## AIM
Reproduce, without any changes, the lines from the start of the listing through the line containing "list-item-text: Effectively coordinating", including both.

____ RECORDS SHOWN

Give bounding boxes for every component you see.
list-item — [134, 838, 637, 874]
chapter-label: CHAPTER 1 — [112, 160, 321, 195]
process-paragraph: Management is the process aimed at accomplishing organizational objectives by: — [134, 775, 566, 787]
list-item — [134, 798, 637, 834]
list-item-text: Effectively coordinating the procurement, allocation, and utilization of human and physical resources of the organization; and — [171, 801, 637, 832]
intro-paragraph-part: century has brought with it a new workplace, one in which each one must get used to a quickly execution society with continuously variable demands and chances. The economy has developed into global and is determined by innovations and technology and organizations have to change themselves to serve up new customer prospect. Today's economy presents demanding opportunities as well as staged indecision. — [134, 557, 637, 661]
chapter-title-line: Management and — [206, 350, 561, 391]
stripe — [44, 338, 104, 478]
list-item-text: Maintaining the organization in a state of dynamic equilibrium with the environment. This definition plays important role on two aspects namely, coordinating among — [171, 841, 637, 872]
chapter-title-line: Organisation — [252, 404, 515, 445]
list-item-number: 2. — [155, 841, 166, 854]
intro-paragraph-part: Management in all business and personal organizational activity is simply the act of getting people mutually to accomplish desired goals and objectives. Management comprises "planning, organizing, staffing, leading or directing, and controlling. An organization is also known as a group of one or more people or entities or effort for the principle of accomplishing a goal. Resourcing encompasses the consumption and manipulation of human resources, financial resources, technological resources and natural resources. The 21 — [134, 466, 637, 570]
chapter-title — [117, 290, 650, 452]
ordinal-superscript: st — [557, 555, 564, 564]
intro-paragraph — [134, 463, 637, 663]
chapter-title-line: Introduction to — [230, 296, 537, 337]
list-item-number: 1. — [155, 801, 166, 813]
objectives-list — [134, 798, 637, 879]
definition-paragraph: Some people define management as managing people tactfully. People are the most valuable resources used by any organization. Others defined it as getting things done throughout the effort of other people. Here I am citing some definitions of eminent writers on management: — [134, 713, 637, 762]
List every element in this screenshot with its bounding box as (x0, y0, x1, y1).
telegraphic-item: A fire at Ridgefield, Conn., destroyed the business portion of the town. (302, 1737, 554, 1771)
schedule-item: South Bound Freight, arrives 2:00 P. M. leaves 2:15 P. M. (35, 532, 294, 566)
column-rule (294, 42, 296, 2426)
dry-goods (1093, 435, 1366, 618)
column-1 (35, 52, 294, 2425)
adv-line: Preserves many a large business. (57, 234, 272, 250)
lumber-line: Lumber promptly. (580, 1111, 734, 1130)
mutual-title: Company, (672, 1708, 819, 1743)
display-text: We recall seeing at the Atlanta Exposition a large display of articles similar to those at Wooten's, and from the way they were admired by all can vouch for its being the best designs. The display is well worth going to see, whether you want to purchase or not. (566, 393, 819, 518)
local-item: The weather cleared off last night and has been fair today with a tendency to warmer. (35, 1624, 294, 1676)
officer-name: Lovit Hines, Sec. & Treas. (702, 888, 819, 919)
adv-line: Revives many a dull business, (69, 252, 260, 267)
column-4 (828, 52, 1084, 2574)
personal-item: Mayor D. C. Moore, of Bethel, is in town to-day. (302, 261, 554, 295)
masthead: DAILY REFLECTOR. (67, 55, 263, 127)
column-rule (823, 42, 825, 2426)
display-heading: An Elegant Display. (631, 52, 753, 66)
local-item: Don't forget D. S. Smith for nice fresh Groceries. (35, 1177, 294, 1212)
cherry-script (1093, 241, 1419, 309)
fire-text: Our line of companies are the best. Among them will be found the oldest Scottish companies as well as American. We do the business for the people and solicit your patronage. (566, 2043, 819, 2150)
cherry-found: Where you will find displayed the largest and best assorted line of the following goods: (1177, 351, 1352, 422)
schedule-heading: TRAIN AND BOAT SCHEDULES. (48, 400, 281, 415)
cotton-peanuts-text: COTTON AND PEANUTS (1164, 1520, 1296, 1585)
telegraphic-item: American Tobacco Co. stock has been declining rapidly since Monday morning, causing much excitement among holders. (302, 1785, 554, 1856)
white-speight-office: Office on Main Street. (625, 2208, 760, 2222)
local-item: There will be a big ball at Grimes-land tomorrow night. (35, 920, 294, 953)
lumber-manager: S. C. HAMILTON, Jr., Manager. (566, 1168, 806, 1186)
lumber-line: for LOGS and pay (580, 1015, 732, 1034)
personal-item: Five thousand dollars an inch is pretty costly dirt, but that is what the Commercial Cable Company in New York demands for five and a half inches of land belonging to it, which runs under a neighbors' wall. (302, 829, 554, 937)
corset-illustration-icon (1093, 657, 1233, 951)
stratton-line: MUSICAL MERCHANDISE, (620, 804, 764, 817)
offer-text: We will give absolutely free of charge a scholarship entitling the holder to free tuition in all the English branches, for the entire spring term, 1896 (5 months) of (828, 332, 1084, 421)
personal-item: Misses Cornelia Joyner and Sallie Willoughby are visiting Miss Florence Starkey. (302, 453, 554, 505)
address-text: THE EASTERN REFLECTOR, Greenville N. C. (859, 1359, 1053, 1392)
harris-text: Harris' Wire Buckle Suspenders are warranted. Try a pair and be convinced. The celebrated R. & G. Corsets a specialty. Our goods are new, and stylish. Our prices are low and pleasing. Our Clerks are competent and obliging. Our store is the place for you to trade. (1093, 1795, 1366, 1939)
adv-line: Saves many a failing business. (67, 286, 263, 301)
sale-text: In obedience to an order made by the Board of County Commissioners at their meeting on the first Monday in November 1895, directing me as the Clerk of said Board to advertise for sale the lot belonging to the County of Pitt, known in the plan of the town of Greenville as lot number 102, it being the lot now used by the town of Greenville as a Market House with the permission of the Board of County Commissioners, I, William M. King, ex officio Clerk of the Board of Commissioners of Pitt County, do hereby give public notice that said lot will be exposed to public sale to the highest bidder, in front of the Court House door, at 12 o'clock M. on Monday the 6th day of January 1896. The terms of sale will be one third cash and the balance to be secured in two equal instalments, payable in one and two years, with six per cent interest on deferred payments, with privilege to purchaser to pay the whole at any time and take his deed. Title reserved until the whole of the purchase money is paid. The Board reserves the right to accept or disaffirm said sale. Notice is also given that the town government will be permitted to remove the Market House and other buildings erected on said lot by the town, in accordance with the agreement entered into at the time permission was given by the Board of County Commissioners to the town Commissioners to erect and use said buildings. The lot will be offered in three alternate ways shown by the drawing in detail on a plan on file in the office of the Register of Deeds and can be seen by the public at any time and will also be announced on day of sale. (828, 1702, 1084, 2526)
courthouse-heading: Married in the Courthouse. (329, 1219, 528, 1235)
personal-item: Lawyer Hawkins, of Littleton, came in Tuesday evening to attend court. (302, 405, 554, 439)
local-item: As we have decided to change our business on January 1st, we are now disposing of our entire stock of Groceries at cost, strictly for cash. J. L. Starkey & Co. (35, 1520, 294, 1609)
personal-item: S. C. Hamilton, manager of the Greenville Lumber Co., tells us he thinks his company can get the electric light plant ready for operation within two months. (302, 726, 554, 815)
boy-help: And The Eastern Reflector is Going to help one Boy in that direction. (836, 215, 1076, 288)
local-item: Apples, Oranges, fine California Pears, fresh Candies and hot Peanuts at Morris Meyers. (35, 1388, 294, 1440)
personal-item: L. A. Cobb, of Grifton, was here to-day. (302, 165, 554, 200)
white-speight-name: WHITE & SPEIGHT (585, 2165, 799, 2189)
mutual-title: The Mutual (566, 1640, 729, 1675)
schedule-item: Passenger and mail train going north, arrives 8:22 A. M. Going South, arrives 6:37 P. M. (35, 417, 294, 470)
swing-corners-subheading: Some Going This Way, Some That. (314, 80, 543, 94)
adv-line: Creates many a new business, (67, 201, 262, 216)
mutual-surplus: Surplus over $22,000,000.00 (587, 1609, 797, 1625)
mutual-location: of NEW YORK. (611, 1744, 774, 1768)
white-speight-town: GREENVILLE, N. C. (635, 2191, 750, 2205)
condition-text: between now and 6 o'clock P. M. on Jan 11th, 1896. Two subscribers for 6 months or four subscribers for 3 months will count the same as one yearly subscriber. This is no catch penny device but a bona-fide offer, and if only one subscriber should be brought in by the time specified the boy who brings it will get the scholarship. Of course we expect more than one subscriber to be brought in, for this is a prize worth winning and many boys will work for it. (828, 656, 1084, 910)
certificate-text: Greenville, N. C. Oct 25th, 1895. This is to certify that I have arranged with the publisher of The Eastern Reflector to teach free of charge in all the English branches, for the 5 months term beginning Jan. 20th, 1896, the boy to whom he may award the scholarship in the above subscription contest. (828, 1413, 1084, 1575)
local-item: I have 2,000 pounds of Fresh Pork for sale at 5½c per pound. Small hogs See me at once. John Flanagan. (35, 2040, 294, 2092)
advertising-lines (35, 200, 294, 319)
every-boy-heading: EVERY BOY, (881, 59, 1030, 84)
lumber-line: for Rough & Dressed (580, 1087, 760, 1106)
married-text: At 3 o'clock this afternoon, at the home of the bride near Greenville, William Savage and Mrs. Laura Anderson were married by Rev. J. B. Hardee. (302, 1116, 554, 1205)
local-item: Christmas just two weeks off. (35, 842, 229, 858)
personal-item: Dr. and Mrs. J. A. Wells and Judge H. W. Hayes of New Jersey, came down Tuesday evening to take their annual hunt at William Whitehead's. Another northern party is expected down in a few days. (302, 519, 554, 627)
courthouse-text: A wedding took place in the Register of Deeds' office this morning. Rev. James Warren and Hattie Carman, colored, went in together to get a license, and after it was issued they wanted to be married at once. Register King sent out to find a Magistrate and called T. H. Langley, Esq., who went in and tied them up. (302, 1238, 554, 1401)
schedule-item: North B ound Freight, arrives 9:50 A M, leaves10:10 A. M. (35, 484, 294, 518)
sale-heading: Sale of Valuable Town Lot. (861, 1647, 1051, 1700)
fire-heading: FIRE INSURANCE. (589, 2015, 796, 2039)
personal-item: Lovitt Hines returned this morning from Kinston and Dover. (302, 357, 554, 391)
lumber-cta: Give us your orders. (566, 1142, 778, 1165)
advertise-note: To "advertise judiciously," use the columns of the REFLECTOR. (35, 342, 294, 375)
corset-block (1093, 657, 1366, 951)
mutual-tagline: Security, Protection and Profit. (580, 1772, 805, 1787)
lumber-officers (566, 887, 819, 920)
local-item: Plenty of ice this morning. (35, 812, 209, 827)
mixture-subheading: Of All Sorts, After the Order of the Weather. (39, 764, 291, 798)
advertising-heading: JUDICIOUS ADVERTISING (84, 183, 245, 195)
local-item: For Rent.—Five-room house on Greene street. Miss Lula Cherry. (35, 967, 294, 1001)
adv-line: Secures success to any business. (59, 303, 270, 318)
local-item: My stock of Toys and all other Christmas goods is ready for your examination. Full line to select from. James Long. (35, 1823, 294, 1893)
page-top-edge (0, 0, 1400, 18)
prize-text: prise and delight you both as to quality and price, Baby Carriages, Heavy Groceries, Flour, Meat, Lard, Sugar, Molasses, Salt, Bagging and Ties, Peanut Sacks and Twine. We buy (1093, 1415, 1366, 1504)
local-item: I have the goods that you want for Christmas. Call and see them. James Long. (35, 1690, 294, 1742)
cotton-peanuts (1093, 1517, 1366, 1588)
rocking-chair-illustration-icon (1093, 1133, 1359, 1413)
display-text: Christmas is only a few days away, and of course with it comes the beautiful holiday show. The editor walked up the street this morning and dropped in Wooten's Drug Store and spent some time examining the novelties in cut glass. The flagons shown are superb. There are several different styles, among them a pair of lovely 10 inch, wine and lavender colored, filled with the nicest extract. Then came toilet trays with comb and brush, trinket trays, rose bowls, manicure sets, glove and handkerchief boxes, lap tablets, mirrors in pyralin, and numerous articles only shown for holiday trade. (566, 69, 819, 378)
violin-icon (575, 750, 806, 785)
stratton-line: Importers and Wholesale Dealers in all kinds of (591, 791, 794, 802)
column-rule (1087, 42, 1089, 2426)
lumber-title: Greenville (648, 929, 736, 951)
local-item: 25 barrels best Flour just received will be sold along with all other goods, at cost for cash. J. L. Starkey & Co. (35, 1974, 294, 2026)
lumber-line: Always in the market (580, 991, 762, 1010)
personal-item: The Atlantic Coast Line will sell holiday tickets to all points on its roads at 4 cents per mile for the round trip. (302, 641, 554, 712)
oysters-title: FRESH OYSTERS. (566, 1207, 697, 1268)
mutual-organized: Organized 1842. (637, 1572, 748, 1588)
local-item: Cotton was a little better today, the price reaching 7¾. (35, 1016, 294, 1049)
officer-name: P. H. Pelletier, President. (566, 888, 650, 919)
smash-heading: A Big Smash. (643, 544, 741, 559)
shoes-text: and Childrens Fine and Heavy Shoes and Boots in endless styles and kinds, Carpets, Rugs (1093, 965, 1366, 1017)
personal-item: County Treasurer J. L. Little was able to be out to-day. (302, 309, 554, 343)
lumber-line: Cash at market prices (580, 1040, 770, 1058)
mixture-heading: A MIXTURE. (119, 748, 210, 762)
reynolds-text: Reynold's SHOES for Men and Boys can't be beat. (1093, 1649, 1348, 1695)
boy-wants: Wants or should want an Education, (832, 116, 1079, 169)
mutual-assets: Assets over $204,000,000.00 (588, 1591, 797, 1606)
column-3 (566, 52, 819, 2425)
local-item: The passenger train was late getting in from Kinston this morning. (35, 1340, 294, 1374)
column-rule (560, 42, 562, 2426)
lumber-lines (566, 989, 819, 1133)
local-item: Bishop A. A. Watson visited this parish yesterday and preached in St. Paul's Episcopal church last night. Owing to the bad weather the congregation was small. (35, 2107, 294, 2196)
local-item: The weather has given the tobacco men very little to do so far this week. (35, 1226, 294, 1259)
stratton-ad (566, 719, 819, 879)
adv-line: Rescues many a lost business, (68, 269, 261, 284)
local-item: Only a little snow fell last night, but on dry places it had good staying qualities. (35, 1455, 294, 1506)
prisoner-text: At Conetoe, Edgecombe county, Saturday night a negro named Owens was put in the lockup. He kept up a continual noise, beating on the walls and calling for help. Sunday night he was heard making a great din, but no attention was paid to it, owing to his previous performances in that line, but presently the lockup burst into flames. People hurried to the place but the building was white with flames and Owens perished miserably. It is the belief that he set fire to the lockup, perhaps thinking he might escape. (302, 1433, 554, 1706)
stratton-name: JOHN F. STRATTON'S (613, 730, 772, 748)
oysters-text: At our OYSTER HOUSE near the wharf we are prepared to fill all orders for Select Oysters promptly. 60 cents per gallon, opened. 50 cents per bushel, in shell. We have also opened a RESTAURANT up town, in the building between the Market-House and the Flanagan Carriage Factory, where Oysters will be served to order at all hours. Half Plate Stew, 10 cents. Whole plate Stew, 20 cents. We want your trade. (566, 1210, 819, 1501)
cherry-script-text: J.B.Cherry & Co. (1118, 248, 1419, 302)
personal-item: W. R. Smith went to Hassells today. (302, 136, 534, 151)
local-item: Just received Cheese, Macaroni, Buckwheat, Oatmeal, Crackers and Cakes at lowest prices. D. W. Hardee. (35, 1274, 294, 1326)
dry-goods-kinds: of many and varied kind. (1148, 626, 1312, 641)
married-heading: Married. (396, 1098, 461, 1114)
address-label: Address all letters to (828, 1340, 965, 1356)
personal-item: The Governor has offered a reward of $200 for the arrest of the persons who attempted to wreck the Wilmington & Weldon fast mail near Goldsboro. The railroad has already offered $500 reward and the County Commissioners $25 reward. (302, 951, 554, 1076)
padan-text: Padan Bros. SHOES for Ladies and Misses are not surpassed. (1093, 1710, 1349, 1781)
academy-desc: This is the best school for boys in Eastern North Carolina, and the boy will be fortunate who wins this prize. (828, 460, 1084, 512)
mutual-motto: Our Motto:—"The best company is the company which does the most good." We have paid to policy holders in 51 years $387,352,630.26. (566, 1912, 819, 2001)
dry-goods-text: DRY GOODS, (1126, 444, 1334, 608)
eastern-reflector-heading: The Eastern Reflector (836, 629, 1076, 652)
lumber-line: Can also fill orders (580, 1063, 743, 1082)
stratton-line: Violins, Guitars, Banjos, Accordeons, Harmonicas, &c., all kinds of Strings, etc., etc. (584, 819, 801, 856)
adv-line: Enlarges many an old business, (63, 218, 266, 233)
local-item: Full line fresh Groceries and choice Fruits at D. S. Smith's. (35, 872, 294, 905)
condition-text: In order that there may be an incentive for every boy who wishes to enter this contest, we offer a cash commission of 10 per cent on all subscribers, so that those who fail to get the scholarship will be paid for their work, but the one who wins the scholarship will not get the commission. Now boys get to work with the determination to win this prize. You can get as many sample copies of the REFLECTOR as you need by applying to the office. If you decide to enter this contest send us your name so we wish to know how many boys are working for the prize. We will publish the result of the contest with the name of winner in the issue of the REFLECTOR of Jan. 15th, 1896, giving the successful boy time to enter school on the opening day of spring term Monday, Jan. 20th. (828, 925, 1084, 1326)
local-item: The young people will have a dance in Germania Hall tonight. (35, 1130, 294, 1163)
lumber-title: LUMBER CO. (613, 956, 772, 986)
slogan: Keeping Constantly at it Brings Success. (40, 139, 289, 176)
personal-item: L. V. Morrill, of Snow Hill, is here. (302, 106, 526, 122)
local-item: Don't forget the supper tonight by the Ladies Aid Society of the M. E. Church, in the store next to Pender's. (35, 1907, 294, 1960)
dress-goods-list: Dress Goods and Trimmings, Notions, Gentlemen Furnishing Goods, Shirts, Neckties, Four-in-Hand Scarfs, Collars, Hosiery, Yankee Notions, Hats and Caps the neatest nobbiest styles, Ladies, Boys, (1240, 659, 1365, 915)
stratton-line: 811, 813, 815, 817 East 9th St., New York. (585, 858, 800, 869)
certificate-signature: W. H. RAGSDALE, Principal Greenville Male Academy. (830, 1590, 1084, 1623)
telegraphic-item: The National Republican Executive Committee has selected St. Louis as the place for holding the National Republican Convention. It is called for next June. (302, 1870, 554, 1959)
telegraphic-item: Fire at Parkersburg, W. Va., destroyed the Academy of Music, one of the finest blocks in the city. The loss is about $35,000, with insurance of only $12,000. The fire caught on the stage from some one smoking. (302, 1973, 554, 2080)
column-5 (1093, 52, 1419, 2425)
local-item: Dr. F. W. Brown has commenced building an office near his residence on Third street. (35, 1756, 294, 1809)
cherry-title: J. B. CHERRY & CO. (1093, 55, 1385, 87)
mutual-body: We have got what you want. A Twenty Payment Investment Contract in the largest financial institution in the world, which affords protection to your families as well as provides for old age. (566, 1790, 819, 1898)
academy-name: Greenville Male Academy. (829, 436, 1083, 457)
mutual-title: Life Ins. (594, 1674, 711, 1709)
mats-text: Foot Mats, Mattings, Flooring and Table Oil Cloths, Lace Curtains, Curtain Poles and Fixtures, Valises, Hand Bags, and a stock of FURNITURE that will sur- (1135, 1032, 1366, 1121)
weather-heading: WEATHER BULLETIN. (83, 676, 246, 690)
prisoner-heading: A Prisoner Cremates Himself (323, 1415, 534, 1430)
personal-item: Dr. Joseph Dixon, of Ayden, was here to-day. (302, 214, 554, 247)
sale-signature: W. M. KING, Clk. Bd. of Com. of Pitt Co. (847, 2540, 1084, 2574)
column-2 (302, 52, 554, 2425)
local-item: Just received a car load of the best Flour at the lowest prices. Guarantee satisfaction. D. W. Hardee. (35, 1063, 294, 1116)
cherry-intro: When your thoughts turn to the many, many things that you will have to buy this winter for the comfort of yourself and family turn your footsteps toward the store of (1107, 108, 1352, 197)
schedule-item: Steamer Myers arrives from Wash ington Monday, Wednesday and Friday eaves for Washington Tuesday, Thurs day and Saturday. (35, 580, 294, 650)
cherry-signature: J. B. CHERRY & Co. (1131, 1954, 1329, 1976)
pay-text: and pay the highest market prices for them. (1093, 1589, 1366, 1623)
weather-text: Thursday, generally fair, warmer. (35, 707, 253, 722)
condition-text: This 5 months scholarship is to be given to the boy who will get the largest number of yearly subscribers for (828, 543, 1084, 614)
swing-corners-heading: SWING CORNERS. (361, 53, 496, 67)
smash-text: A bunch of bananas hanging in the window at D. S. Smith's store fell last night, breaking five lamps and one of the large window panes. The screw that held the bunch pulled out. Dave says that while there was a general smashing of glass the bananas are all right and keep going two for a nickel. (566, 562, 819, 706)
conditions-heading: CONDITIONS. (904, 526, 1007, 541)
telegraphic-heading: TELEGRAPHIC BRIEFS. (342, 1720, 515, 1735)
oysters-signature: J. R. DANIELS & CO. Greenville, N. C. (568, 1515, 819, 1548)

________

## FULL RESPONSE
Give bounding boxes for every component you see.
list-item — [134, 838, 637, 874]
chapter-label: CHAPTER 1 — [112, 160, 321, 195]
process-paragraph: Management is the process aimed at accomplishing organizational objectives by: — [134, 775, 566, 787]
list-item — [134, 798, 637, 834]
list-item-text: Effectively coordinating the procurement, allocation, and utilization of human and physical resources of the organization; and — [171, 801, 637, 832]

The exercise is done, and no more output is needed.